▸ What the exercise asks
Return the material below in full and exactly.

▸ Figure data in JSON
((

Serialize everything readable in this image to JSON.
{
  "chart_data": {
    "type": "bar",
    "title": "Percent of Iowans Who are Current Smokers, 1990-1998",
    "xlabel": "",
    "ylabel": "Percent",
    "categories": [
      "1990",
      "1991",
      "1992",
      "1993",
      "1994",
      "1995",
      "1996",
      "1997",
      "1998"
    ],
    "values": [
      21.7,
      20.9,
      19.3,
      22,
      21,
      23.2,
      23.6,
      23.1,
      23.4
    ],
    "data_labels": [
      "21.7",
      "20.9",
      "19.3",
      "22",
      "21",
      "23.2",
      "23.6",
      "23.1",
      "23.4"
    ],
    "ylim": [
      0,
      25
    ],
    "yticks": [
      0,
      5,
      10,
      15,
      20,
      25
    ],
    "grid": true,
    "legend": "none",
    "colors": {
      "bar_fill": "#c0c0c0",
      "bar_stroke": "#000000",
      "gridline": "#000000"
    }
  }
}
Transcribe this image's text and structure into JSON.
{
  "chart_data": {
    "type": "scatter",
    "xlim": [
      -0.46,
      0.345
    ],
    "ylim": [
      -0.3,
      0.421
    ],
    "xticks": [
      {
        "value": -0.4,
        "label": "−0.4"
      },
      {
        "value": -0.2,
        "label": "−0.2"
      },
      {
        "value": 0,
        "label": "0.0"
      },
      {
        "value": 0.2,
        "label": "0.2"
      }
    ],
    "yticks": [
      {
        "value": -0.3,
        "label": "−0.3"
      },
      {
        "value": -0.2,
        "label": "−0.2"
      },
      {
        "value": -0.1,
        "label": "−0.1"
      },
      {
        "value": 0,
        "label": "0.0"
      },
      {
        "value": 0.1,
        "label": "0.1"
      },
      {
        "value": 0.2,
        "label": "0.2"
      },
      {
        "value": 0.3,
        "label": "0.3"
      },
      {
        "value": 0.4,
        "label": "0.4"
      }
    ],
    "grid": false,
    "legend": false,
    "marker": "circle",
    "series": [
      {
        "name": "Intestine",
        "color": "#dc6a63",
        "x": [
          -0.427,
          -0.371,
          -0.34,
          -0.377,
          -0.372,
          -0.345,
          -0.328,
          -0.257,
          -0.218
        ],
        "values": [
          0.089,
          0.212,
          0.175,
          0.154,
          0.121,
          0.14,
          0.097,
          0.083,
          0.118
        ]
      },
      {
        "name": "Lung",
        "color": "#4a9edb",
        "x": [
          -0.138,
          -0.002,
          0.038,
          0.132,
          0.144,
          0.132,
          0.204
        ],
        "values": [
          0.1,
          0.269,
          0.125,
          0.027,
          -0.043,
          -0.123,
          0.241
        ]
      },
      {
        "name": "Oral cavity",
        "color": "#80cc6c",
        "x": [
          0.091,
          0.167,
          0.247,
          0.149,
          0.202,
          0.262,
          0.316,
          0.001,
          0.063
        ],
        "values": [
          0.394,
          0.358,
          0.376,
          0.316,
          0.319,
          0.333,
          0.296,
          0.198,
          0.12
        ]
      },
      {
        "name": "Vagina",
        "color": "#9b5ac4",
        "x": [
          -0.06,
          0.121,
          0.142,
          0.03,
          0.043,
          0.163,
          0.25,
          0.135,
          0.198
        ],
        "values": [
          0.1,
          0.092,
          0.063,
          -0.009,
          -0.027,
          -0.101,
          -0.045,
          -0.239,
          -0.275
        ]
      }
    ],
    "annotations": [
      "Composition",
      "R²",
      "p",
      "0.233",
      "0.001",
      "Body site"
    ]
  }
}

))

▸ Task answer
Serialize everything readable in this image to JSON.
{
  "chart_data": {
    "type": "bar",
    "title": "Percent of Iowans Who are Current Smokers, 1990-1998",
    "xlabel": "",
    "ylabel": "Percent",
    "categories": [
      "1990",
      "1991",
      "1992",
      "1993",
      "1994",
      "1995",
      "1996",
      "1997",
      "1998"
    ],
    "values": [
      21.7,
      20.9,
      19.3,
      22,
      21,
      23.2,
      23.6,
      23.1,
      23.4
    ],
    "data_labels": [
      "21.7",
      "20.9",
      "19.3",
      "22",
      "21",
      "23.2",
      "23.6",
      "23.1",
      "23.4"
    ],
    "ylim": [
      0,
      25
    ],
    "yticks": [
      0,
      5,
      10,
      15,
      20,
      25
    ],
    "grid": true,
    "legend": "none",
    "colors": {
      "bar_fill": "#c0c0c0",
      "bar_stroke": "#000000",
      "gridline": "#000000"
    }
  }
}
Transcribe this image's text and structure into JSON.
{
  "chart_data": {
    "type": "scatter",
    "xlim": [
      -0.46,
      0.345
    ],
    "ylim": [
      -0.3,
      0.421
    ],
    "xticks": [
      {
        "value": -0.4,
        "label": "−0.4"
      },
      {
        "value": -0.2,
        "label": "−0.2"
      },
      {
        "value": 0,
        "label": "0.0"
      },
      {
        "value": 0.2,
        "label": "0.2"
      }
    ],
    "yticks": [
      {
        "value": -0.3,
        "label": "−0.3"
      },
      {
        "value": -0.2,
        "label": "−0.2"
      },
      {
        "value": -0.1,
        "label": "−0.1"
      },
      {
        "value": 0,
        "label": "0.0"
      },
      {
        "value": 0.1,
        "label": "0.1"
      },
      {
        "value": 0.2,
        "label": "0.2"
      },
      {
        "value": 0.3,
        "label": "0.3"
      },
      {
        "value": 0.4,
        "label": "0.4"
      }
    ],
    "grid": false,
    "legend": false,
    "marker": "circle",
    "series": [
      {
        "name": "Intestine",
        "color": "#dc6a63",
        "x": [
          -0.427,
          -0.371,
          -0.34,
          -0.377,
          -0.372,
          -0.345,
          -0.328,
          -0.257,
          -0.218
        ],
        "values": [
          0.089,
          0.212,
          0.175,
          0.154,
          0.121,
          0.14,
          0.097,
          0.083,
          0.118
        ]
      },
      {
        "name": "Lung",
        "color": "#4a9edb",
        "x": [
          -0.138,
          -0.002,
          0.038,
          0.132,
          0.144,
          0.132,
          0.204
        ],
        "values": [
          0.1,
          0.269,
          0.125,
          0.027,
          -0.043,
          -0.123,
          0.241
        ]
      },
      {
        "name": "Oral cavity",
        "color": "#80cc6c",
        "x": [
          0.091,
          0.167,
          0.247,
          0.149,
          0.202,
          0.262,
          0.316,
          0.001,
          0.063
        ],
        "values": [
          0.394,
          0.358,
          0.376,
          0.316,
          0.319,
          0.333,
          0.296,
          0.198,
          0.12
        ]
      },
      {
        "name": "Vagina",
        "color": "#9b5ac4",
        "x": [
          -0.06,
          0.121,
          0.142,
          0.03,
          0.043,
          0.163,
          0.25,
          0.135,
          0.198
        ],
        "values": [
          0.1,
          0.092,
          0.063,
          -0.009,
          -0.027,
          -0.101,
          -0.045,
          -0.239,
          -0.275
        ]
      }
    ],
    "annotations": [
      "Composition",
      "R²",
      "p",
      "0.233",
      "0.001",
      "Body site"
    ]
  }
}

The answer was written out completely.